§ **Task objective**:
Among the records below, determine how many lines have the word "verso" in them; output only the number.

§ **Input records**:
>>>

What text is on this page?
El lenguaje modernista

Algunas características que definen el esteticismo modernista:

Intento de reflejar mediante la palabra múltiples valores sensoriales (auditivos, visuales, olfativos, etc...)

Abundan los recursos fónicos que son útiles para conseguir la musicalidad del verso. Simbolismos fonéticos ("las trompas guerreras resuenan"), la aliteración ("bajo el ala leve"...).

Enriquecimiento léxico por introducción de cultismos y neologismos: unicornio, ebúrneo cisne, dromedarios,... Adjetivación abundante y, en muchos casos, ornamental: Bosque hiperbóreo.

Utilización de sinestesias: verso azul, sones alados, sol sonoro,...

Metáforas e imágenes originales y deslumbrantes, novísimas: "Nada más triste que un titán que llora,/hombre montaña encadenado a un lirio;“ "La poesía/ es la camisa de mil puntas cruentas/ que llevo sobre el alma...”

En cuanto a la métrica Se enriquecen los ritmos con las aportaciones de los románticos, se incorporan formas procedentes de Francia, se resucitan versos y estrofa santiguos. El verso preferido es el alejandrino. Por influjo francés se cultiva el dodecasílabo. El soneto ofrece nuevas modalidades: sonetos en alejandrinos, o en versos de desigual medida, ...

<<<

§ **Answer for the task**:
3